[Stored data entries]

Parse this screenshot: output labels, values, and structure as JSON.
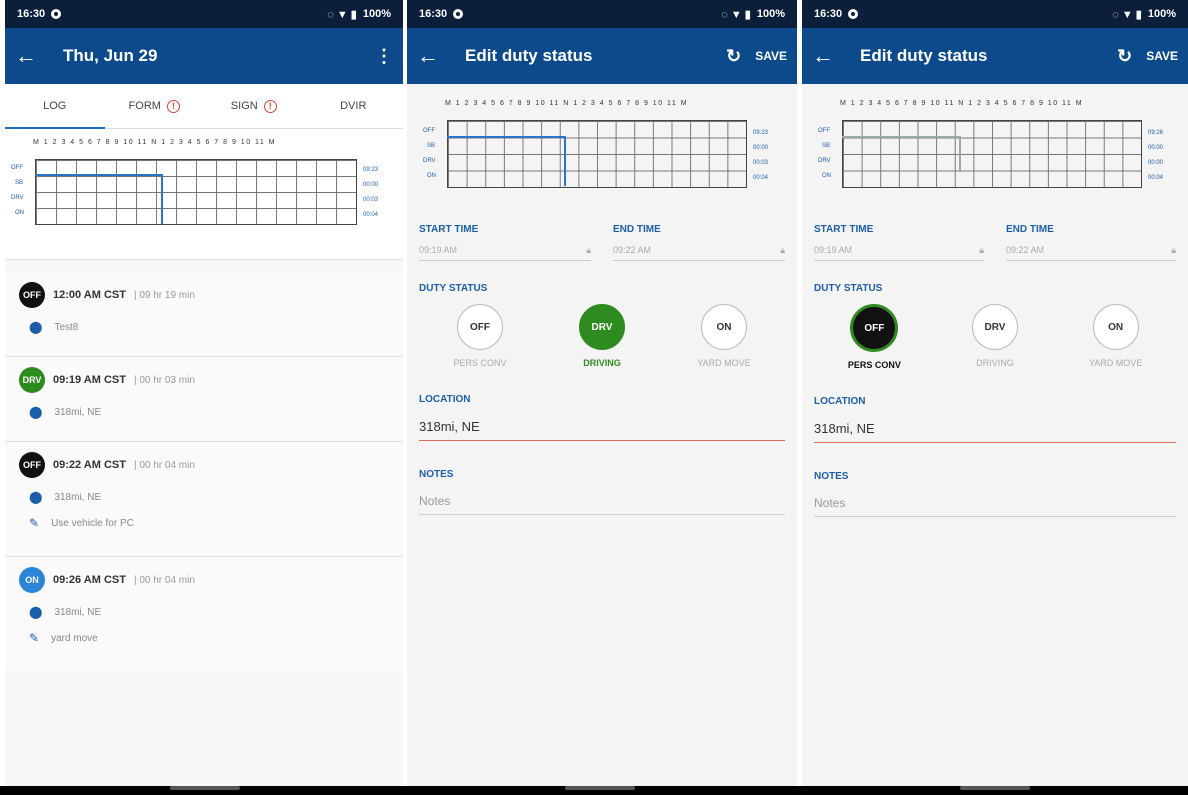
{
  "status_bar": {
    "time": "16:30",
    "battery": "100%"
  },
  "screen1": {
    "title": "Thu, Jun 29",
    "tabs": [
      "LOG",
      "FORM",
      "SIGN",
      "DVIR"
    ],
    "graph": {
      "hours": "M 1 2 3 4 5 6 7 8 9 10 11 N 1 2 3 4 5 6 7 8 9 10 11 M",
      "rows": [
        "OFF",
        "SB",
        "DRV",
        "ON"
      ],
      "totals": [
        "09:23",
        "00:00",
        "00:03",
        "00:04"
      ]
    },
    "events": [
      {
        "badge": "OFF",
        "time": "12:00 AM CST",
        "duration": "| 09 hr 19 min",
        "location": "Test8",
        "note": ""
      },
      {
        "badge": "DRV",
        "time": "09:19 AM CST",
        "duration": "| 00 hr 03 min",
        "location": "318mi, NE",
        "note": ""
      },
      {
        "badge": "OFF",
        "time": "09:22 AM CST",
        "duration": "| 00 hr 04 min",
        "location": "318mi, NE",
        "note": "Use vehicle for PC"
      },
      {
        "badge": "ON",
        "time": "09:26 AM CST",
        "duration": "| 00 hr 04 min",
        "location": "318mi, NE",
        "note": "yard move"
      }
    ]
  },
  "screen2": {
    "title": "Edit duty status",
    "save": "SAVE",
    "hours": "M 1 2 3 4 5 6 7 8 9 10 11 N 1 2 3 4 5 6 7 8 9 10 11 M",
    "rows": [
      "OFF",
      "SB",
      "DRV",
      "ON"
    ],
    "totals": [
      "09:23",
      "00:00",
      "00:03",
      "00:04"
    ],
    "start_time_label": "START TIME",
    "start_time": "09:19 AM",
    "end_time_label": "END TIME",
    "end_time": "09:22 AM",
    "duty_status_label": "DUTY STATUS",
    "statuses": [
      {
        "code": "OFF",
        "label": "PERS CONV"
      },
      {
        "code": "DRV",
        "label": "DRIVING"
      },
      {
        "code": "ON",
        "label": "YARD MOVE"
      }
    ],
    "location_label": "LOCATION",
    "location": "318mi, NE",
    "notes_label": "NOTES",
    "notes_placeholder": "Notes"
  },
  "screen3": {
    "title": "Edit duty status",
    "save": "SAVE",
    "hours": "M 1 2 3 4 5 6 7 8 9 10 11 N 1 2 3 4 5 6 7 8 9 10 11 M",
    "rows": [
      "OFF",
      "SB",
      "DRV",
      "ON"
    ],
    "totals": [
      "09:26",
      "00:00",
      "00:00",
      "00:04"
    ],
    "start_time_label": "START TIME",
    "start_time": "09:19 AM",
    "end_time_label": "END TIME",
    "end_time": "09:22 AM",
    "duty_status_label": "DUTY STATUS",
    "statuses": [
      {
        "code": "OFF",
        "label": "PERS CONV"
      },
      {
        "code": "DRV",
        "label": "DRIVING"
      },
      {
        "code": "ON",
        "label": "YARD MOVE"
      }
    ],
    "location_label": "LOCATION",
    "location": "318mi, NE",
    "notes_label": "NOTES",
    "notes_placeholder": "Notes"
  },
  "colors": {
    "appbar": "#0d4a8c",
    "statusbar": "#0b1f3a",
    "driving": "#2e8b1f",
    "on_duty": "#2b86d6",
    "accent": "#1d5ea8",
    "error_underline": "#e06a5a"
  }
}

- [TO BE DONE]:
Copy all the records above exactly, but leave out the pictures.

- [RESPONSE FOR THIS EXERCISE]:
Parse this screenshot: output labels, values, and structure as JSON.
{
  "status_bar": {
    "time": "16:30",
    "battery": "100%"
  },
  "screen1": {
    "title": "Thu, Jun 29",
    "tabs": [
      "LOG",
      "FORM",
      "SIGN",
      "DVIR"
    ],
    "graph": {
      "hours": "M 1 2 3 4 5 6 7 8 9 10 11 N 1 2 3 4 5 6 7 8 9 10 11 M",
      "rows": [
        "OFF",
        "SB",
        "DRV",
        "ON"
      ],
      "totals": [
        "09:23",
        "00:00",
        "00:03",
        "00:04"
      ]
    },
    "events": [
      {
        "badge": "OFF",
        "time": "12:00 AM CST",
        "duration": "| 09 hr 19 min",
        "location": "Test8",
        "note": ""
      },
      {
        "badge": "DRV",
        "time": "09:19 AM CST",
        "duration": "| 00 hr 03 min",
        "location": "318mi, NE",
        "note": ""
      },
      {
        "badge": "OFF",
        "time": "09:22 AM CST",
        "duration": "| 00 hr 04 min",
        "location": "318mi, NE",
        "note": "Use vehicle for PC"
      },
      {
        "badge": "ON",
        "time": "09:26 AM CST",
        "duration": "| 00 hr 04 min",
        "location": "318mi, NE",
        "note": "yard move"
      }
    ]
  },
  "screen2": {
    "title": "Edit duty status",
    "save": "SAVE",
    "hours": "M 1 2 3 4 5 6 7 8 9 10 11 N 1 2 3 4 5 6 7 8 9 10 11 M",
    "rows": [
      "OFF",
      "SB",
      "DRV",
      "ON"
    ],
    "totals": [
      "09:23",
      "00:00",
      "00:03",
      "00:04"
    ],
    "start_time_label": "START TIME",
    "start_time": "09:19 AM",
    "end_time_label": "END TIME",
    "end_time": "09:22 AM",
    "duty_status_label": "DUTY STATUS",
    "statuses": [
      {
        "code": "OFF",
        "label": "PERS CONV"
      },
      {
        "code": "DRV",
        "label": "DRIVING"
      },
      {
        "code": "ON",
        "label": "YARD MOVE"
      }
    ],
    "location_label": "LOCATION",
    "location": "318mi, NE",
    "notes_label": "NOTES",
    "notes_placeholder": "Notes"
  },
  "screen3": {
    "title": "Edit duty status",
    "save": "SAVE",
    "hours": "M 1 2 3 4 5 6 7 8 9 10 11 N 1 2 3 4 5 6 7 8 9 10 11 M",
    "rows": [
      "OFF",
      "SB",
      "DRV",
      "ON"
    ],
    "totals": [
      "09:26",
      "00:00",
      "00:00",
      "00:04"
    ],
    "start_time_label": "START TIME",
    "start_time": "09:19 AM",
    "end_time_label": "END TIME",
    "end_time": "09:22 AM",
    "duty_status_label": "DUTY STATUS",
    "statuses": [
      {
        "code": "OFF",
        "label": "PERS CONV"
      },
      {
        "code": "DRV",
        "label": "DRIVING"
      },
      {
        "code": "ON",
        "label": "YARD MOVE"
      }
    ],
    "location_label": "LOCATION",
    "location": "318mi, NE",
    "notes_label": "NOTES",
    "notes_placeholder": "Notes"
  },
  "colors": {
    "appbar": "#0d4a8c",
    "statusbar": "#0b1f3a",
    "driving": "#2e8b1f",
    "on_duty": "#2b86d6",
    "accent": "#1d5ea8",
    "error_underline": "#e06a5a"
  }
}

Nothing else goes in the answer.